╭─ Data provided
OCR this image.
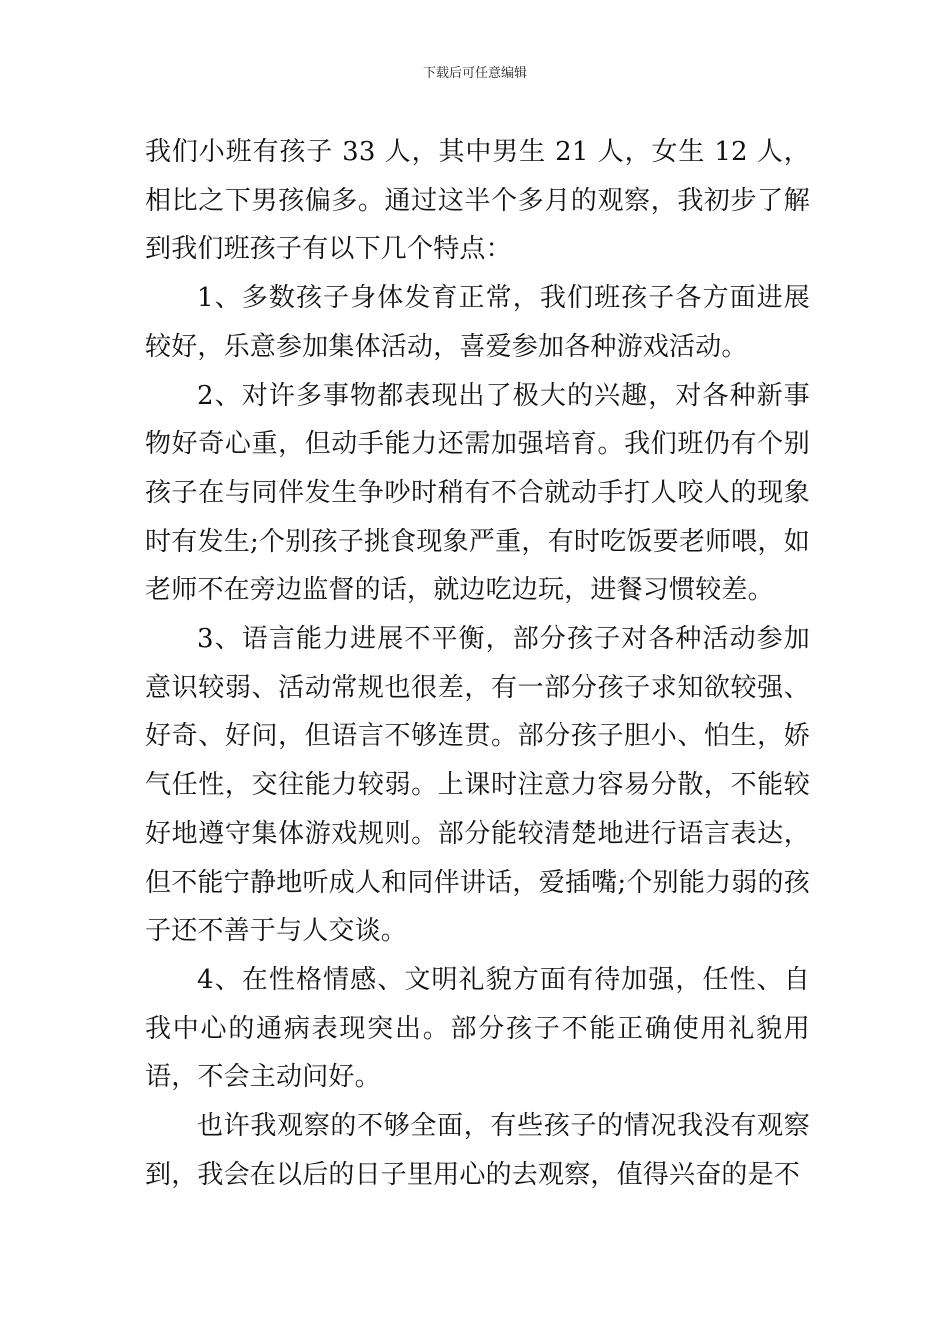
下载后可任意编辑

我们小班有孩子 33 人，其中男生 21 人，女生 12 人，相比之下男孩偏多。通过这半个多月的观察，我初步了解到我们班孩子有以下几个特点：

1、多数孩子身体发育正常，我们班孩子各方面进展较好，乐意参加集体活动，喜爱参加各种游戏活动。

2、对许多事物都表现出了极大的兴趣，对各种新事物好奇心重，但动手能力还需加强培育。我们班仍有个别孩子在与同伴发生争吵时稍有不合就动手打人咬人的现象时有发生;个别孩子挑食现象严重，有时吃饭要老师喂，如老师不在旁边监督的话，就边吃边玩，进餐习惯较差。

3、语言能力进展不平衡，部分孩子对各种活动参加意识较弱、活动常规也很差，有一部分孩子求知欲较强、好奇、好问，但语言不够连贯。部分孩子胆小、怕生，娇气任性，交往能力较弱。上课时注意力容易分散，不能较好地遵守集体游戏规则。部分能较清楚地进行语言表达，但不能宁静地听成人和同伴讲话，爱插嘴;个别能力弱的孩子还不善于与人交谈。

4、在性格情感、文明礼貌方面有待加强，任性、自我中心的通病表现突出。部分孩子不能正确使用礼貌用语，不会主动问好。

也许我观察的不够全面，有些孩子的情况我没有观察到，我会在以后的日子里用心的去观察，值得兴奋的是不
╰─
╭─ Data provided
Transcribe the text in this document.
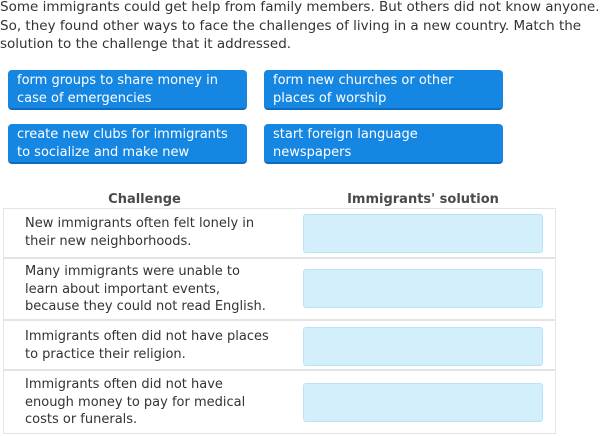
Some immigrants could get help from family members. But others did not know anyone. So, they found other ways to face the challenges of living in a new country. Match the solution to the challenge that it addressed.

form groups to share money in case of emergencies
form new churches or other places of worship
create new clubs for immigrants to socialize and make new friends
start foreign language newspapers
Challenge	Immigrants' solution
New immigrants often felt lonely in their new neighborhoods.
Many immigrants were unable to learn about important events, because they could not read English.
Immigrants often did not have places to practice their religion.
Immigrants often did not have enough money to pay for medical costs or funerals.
╰─
Prompt
Copy each line of the data above that holds "they".

Finished exercise
Some immigrants could get help from family members. But others did not know anyone. So, they found other ways to face the challenges of living in a new country. Match the solution to the challenge that it addressed.
Many immigrants were unable to learn about important events, because they could not read English.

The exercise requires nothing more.